(Excerpts from a figure dataset)
- - - - -

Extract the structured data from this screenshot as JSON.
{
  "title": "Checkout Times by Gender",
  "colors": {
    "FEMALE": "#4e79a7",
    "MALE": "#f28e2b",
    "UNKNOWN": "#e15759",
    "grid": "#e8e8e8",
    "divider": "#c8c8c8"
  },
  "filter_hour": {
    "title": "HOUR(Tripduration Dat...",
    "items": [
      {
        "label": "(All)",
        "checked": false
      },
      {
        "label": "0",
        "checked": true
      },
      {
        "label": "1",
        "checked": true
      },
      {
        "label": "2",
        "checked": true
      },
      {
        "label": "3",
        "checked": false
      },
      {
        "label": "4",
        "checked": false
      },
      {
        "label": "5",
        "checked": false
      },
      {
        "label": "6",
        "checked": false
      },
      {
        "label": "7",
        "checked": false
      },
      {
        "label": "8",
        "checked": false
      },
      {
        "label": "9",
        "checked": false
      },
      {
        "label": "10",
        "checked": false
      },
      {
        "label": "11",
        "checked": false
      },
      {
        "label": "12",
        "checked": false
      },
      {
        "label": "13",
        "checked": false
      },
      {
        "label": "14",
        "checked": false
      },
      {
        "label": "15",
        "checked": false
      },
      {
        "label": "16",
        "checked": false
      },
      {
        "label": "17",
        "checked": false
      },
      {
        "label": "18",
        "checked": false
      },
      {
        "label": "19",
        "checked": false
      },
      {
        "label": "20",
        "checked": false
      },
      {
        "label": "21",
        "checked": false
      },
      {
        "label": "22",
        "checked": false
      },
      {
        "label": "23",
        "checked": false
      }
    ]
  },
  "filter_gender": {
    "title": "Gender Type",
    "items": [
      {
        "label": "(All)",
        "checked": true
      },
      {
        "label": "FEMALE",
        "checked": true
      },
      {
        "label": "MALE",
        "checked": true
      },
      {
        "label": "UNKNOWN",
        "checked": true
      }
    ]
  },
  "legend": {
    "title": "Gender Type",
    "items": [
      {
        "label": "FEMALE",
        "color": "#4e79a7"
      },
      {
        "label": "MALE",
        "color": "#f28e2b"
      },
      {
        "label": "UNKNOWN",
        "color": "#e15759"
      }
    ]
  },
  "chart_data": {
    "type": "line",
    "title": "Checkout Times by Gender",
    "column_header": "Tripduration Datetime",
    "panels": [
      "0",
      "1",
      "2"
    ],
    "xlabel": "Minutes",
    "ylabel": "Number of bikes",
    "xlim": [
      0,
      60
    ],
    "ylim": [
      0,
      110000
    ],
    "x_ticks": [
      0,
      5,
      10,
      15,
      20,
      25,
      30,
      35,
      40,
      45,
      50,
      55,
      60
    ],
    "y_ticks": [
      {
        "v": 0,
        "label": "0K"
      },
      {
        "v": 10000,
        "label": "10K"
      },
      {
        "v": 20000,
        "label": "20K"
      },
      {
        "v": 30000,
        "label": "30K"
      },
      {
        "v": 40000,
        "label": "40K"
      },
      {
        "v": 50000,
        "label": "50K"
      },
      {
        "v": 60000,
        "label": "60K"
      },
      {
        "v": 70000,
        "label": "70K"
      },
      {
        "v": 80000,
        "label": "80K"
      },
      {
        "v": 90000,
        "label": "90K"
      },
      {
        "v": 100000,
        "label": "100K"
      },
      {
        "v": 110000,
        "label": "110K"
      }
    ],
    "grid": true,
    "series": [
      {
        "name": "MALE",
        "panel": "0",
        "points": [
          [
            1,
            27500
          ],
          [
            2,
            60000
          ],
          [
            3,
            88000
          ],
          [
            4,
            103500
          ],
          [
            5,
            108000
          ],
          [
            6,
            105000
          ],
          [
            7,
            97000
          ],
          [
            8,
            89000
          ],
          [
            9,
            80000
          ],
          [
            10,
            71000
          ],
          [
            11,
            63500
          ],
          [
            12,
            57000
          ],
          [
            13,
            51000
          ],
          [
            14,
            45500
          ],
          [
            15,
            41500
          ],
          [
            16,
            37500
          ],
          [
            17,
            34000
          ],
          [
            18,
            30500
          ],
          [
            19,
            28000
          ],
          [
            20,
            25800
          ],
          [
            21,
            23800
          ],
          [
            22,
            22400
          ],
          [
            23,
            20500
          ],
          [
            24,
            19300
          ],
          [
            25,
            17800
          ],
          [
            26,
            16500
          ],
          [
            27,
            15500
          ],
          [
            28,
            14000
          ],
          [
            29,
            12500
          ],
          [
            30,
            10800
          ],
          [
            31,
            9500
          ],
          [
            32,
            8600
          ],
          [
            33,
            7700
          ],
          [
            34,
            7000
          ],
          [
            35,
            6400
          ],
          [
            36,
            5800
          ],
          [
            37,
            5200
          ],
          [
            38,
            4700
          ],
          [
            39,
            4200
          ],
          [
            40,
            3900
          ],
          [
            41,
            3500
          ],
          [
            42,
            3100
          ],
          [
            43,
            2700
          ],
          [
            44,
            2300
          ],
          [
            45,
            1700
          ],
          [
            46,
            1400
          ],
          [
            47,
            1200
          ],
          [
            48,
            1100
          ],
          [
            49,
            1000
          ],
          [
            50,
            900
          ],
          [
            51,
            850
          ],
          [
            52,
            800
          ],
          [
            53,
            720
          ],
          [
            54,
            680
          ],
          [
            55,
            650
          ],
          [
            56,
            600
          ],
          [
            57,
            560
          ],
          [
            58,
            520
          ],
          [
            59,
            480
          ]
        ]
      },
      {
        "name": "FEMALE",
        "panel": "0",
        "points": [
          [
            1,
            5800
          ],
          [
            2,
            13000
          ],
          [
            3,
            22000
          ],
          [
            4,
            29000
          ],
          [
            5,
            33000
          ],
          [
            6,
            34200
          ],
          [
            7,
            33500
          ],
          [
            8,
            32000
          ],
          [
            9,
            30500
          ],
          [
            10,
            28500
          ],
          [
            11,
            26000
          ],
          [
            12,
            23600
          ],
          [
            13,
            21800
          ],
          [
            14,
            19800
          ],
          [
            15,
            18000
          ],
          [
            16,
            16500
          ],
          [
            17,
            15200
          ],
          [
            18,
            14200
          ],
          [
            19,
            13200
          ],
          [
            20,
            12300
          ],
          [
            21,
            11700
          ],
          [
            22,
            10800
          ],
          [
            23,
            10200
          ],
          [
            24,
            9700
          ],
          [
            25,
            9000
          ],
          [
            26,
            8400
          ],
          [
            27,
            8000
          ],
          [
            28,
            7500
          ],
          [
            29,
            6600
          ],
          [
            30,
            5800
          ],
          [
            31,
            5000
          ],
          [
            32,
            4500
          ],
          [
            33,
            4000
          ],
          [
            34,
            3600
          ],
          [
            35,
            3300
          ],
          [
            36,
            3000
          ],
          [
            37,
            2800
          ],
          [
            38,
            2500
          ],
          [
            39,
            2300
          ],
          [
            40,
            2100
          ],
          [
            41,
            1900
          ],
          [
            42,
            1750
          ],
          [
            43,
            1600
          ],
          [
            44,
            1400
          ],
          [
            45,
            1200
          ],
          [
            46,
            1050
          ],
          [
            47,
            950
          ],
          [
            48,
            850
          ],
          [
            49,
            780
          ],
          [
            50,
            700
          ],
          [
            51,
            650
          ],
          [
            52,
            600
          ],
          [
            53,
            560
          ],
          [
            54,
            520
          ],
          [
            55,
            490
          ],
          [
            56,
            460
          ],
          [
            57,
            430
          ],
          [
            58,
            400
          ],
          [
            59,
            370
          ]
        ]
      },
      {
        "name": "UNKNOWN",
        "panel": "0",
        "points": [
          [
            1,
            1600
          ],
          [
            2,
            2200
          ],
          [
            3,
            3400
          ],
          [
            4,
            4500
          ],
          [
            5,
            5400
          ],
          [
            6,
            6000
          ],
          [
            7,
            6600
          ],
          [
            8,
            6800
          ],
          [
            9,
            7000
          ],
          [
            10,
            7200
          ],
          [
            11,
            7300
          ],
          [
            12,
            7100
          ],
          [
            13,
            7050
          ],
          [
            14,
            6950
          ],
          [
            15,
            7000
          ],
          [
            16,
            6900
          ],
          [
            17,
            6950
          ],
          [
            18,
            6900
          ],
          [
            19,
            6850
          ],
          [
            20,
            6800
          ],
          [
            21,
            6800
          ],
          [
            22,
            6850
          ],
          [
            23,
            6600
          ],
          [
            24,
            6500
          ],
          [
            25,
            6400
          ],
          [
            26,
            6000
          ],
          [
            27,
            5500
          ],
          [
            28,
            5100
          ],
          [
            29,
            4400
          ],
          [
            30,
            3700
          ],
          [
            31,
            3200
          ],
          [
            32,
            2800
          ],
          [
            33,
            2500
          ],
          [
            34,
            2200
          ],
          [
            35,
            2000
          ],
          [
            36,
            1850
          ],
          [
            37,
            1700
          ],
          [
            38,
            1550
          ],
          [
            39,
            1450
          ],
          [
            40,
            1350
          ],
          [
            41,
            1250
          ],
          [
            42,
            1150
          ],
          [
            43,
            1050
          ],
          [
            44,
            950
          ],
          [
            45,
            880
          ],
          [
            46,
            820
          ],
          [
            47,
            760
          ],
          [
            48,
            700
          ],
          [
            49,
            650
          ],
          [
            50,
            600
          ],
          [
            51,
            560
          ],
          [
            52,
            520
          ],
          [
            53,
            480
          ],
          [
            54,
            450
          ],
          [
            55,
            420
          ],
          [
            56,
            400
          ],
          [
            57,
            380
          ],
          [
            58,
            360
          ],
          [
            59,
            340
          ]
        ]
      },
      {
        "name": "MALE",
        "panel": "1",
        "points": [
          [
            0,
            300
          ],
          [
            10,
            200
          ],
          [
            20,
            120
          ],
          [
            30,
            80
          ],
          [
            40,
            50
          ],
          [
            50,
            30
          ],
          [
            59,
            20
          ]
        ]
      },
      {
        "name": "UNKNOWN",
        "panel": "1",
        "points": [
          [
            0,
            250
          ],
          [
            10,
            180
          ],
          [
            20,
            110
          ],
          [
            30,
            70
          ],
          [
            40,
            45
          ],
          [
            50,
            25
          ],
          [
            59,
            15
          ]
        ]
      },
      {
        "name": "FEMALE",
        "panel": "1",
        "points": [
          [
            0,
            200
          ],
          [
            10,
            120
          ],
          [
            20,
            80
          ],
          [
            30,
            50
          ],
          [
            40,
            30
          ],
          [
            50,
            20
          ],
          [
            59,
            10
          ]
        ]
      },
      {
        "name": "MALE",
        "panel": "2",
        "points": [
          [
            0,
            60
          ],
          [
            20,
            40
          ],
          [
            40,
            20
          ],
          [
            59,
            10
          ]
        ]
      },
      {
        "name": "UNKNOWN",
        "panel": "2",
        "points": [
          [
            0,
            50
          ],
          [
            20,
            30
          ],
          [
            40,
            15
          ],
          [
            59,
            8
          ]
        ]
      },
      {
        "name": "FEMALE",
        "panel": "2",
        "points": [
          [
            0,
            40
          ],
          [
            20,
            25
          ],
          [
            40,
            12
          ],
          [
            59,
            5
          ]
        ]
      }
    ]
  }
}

- - - - -

In the listing above, find each line with the word "Tripduration" and copy it.

*EXERCISE RESPONSE*:
    "title": "HOUR(Tripduration Dat...",
    "column_header": "Tripduration Datetime",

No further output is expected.